DIRECTION: Indicate only the number of lines in the listing below in which the word "относительно" appears.

Data entries:
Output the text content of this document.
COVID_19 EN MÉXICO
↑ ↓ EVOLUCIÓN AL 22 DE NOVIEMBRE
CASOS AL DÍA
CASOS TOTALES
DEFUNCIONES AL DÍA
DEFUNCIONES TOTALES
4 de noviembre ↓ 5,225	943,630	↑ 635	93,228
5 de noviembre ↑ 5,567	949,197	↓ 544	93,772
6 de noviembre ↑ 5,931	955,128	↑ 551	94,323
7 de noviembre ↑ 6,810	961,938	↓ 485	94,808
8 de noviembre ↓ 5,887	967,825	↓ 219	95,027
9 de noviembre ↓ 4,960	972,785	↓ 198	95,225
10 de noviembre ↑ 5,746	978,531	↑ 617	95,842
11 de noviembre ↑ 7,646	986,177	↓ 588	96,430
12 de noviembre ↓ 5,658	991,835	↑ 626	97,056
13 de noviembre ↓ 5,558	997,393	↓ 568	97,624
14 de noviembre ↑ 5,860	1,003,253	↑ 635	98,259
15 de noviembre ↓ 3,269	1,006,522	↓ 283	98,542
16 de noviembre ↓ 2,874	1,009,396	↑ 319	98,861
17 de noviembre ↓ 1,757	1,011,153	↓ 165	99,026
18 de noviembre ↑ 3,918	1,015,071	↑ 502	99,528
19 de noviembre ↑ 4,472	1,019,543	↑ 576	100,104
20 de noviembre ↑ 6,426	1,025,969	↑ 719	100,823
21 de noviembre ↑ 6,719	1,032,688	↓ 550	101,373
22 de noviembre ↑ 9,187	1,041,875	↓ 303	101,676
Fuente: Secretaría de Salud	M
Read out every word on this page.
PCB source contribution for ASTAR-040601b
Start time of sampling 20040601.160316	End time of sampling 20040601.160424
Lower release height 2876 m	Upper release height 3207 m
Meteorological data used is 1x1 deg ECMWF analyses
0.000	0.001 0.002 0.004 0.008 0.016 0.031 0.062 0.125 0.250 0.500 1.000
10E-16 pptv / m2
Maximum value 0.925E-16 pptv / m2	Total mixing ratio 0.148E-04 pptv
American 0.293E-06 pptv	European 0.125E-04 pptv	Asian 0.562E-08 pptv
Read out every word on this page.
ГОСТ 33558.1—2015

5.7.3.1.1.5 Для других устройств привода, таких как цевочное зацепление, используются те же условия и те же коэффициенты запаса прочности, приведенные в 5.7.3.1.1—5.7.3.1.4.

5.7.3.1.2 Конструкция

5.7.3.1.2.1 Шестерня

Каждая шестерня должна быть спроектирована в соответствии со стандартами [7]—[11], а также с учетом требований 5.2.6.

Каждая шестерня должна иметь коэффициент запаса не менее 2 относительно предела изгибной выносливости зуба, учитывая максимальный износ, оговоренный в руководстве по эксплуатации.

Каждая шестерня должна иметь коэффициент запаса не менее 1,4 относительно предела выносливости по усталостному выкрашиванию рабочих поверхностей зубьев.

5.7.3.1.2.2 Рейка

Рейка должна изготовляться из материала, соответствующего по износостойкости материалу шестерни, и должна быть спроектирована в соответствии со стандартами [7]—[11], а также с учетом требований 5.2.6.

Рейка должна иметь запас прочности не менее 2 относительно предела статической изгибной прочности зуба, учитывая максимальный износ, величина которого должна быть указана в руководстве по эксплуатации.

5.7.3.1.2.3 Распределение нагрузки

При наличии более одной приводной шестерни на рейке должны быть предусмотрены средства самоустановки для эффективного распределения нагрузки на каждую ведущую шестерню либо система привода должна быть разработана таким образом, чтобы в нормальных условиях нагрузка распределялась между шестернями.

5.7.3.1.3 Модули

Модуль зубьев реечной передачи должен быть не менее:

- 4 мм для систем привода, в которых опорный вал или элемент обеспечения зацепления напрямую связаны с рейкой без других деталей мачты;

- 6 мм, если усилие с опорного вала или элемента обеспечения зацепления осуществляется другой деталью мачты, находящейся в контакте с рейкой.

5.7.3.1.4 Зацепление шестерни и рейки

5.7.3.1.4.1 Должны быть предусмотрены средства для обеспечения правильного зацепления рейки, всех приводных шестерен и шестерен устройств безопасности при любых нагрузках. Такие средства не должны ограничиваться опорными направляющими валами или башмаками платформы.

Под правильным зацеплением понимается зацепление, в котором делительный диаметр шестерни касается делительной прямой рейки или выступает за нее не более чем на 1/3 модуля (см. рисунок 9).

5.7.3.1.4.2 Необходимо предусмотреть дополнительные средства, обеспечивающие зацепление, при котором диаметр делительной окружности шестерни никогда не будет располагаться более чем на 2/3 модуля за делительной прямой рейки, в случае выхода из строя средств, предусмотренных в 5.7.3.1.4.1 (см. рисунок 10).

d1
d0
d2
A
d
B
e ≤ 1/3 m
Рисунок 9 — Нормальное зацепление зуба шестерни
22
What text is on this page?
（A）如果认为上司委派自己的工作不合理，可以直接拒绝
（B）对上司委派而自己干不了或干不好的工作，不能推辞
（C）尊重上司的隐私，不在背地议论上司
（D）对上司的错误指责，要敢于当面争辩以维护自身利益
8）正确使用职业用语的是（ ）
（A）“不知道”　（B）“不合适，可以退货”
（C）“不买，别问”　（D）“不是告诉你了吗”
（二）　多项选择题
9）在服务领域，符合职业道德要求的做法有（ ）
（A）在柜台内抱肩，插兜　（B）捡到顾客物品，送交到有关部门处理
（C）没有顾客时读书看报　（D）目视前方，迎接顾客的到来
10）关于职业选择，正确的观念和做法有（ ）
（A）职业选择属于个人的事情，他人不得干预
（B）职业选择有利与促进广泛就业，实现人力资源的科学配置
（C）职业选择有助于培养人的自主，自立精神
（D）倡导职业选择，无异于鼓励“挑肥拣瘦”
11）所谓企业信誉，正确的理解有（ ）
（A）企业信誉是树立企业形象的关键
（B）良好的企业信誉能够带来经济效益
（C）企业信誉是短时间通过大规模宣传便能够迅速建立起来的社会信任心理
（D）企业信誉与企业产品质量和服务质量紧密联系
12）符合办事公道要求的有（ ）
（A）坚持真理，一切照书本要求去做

EXERCISE SOLUTION: 3